EXERCISE DETAILS =>
Filter the entries that follow, copying every line in which the word "this" appears.

- - -

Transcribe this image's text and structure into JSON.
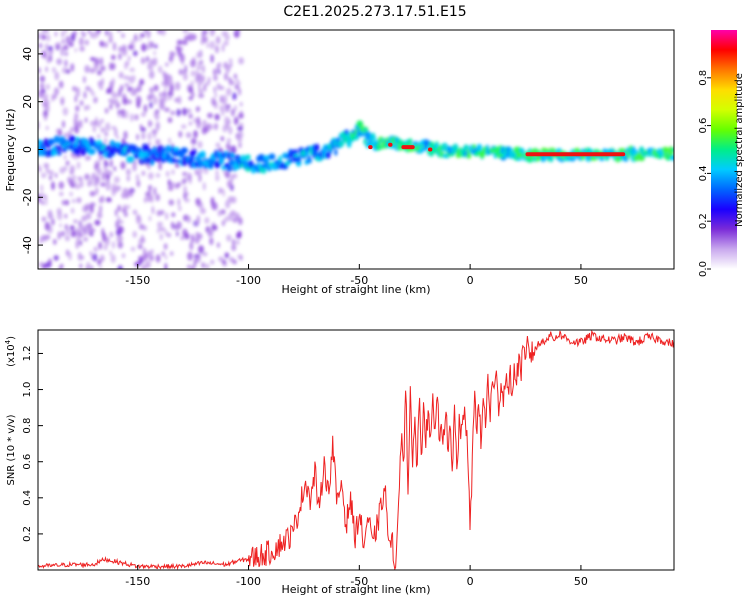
{
  "figure_title": "C2E1.2025.273.17.51.E15",
  "colorbar": {
    "label": "Normalized spectral amplitude",
    "ticks": [
      0.0,
      0.2,
      0.4,
      0.6,
      0.8
    ],
    "tick_labels": [
      "0.0",
      "0.2",
      "0.4",
      "0.6",
      "0.8"
    ],
    "range": [
      0,
      1
    ],
    "stops": [
      "#ffffff",
      "#c9a8ee",
      "#7a2bd8",
      "#1a00ff",
      "#0066ff",
      "#00ccff",
      "#00ee88",
      "#66ff00",
      "#d4ff00",
      "#ffdd00",
      "#ff7700",
      "#ff0000",
      "#ff00aa"
    ]
  },
  "chart_data": [
    {
      "type": "heatmap",
      "title": "",
      "xlabel": "Height of straight line (km)",
      "ylabel": "Frequency (Hz)",
      "xlim": [
        -195,
        92
      ],
      "ylim": [
        -50,
        50
      ],
      "xticks": [
        -150,
        -100,
        -50,
        0,
        50
      ],
      "xtick_labels": [
        "-150",
        "-100",
        "-50",
        "0",
        "50"
      ],
      "yticks": [
        -40,
        -20,
        0,
        20,
        40
      ],
      "ytick_labels": [
        "-40",
        "-20",
        "0",
        "20",
        "40"
      ],
      "center_frequency_trace": {
        "x": [
          -195,
          -170,
          -150,
          -130,
          -110,
          -100,
          -90,
          -80,
          -70,
          -60,
          -55,
          -50,
          -45,
          -40,
          -35,
          -30,
          -20,
          -10,
          0,
          10,
          20,
          40,
          60,
          80,
          92
        ],
        "y": [
          1,
          2,
          -2,
          -3,
          -5,
          -6,
          -6,
          -4,
          -2,
          2,
          5,
          8,
          3,
          2,
          3,
          2,
          1,
          -1,
          -1,
          -1,
          -2,
          -2,
          -2,
          -2,
          -2
        ]
      },
      "bright_segments": [
        {
          "x0": -46,
          "x1": -44,
          "y": 1
        },
        {
          "x0": -37,
          "x1": -35,
          "y": 2
        },
        {
          "x0": -31,
          "x1": -25,
          "y": 1
        },
        {
          "x0": -19,
          "x1": -17,
          "y": 0
        },
        {
          "x0": 25,
          "x1": 70,
          "y": -2
        }
      ],
      "scatter_region_x": [
        -195,
        -103
      ],
      "colorbar_range": [
        0,
        1
      ]
    },
    {
      "type": "line",
      "title": "",
      "xlabel": "Height of straight line (km)",
      "ylabel": "SNR (10 * v/v)",
      "y_exponent_label": "(x10",
      "y_exponent_power": "4",
      "y_exponent_close": ")",
      "xlim": [
        -195,
        92
      ],
      "ylim": [
        0,
        1.33
      ],
      "xticks": [
        -150,
        -100,
        -50,
        0,
        50
      ],
      "xtick_labels": [
        "-150",
        "-100",
        "-50",
        "0",
        "50"
      ],
      "yticks": [
        0.2,
        0.4,
        0.6,
        0.8,
        1.0,
        1.2
      ],
      "ytick_labels": [
        "0.2",
        "0.4",
        "0.6",
        "0.8",
        "1.0",
        "1.2"
      ],
      "series": [
        {
          "name": "SNR",
          "color": "#ee2222",
          "x": [
            -195,
            -180,
            -170,
            -165,
            -150,
            -130,
            -120,
            -110,
            -105,
            -100,
            -95,
            -90,
            -85,
            -80,
            -77,
            -74,
            -72,
            -70,
            -68,
            -66,
            -64,
            -62,
            -60,
            -58,
            -56,
            -54,
            -52,
            -50,
            -48,
            -46,
            -44,
            -42,
            -40,
            -39,
            -38,
            -37,
            -36,
            -35,
            -34,
            -33,
            -32,
            -31,
            -30,
            -29,
            -28,
            -27,
            -26,
            -25,
            -24,
            -23,
            -22,
            -21,
            -20,
            -19,
            -18,
            -17,
            -16,
            -15,
            -14,
            -13,
            -12,
            -11,
            -10,
            -9,
            -8,
            -7,
            -6,
            -5,
            -4,
            -3,
            -2,
            -1,
            0,
            1,
            2,
            3,
            4,
            5,
            6,
            7,
            8,
            9,
            10,
            11,
            12,
            13,
            14,
            15,
            16,
            17,
            18,
            19,
            20,
            21,
            22,
            23,
            24,
            25,
            26,
            27,
            28,
            30,
            32,
            34,
            36,
            38,
            40,
            45,
            50,
            55,
            60,
            65,
            70,
            75,
            80,
            85,
            92
          ],
          "y": [
            0.02,
            0.03,
            0.03,
            0.06,
            0.02,
            0.02,
            0.04,
            0.03,
            0.05,
            0.06,
            0.08,
            0.1,
            0.15,
            0.2,
            0.35,
            0.5,
            0.38,
            0.55,
            0.3,
            0.62,
            0.42,
            0.7,
            0.35,
            0.5,
            0.25,
            0.4,
            0.18,
            0.32,
            0.14,
            0.3,
            0.12,
            0.25,
            0.35,
            0.45,
            0.4,
            0.2,
            0.1,
            0.15,
            0.05,
            0.12,
            0.45,
            0.8,
            0.6,
            1.05,
            0.4,
            0.95,
            0.55,
            0.92,
            0.5,
            0.98,
            0.6,
            1.0,
            0.7,
            0.9,
            0.65,
            0.95,
            0.68,
            1.02,
            0.75,
            0.85,
            0.7,
            0.95,
            0.6,
            0.8,
            0.5,
            0.92,
            0.55,
            0.8,
            0.72,
            0.9,
            0.85,
            0.6,
            0.22,
            0.6,
            1.0,
            0.8,
            0.9,
            0.68,
            1.0,
            0.75,
            1.1,
            0.85,
            1.05,
            0.95,
            1.15,
            0.88,
            1.05,
            0.92,
            1.12,
            0.95,
            1.08,
            1.0,
            1.1,
            1.05,
            1.18,
            1.1,
            1.22,
            1.12,
            1.28,
            1.2,
            1.2,
            1.24,
            1.26,
            1.28,
            1.3,
            1.28,
            1.31,
            1.27,
            1.26,
            1.3,
            1.28,
            1.27,
            1.29,
            1.26,
            1.29,
            1.28,
            1.25
          ]
        }
      ]
    }
  ]
}
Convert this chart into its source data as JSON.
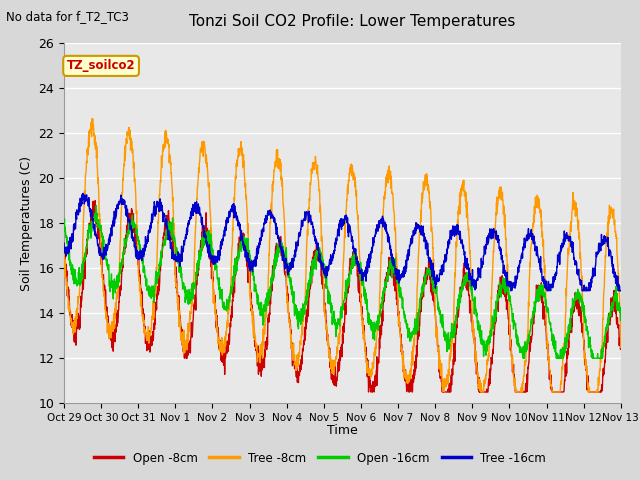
{
  "title": "Tonzi Soil CO2 Profile: Lower Temperatures",
  "subtitle": "No data for f_T2_TC3",
  "ylabel": "Soil Temperatures (C)",
  "xlabel": "Time",
  "ylim": [
    10,
    26
  ],
  "fig_facecolor": "#d8d8d8",
  "ax_facecolor": "#e8e8e8",
  "legend_label": "TZ_soilco2",
  "legend_box_facecolor": "#ffffcc",
  "legend_box_edgecolor": "#cc9900",
  "series_colors": [
    "#cc0000",
    "#ff9900",
    "#00cc00",
    "#0000cc"
  ],
  "series_labels": [
    "Open -8cm",
    "Tree -8cm",
    "Open -16cm",
    "Tree -16cm"
  ],
  "xtick_labels": [
    "Oct 29",
    "Oct 30",
    "Oct 31",
    "Nov 1",
    "Nov 2",
    "Nov 3",
    "Nov 4",
    "Nov 5",
    "Nov 6",
    "Nov 7",
    "Nov 8",
    "Nov 9",
    "Nov 10",
    "Nov 11",
    "Nov 12",
    "Nov 13"
  ],
  "ytick_values": [
    10,
    12,
    14,
    16,
    18,
    20,
    22,
    24,
    26
  ],
  "grid_color": "#ffffff",
  "linewidth": 1.0
}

- - -

TASK SOLUTION =>
Transcribe this image's text and structure into JSON.
Convert this chart into its source data as JSON.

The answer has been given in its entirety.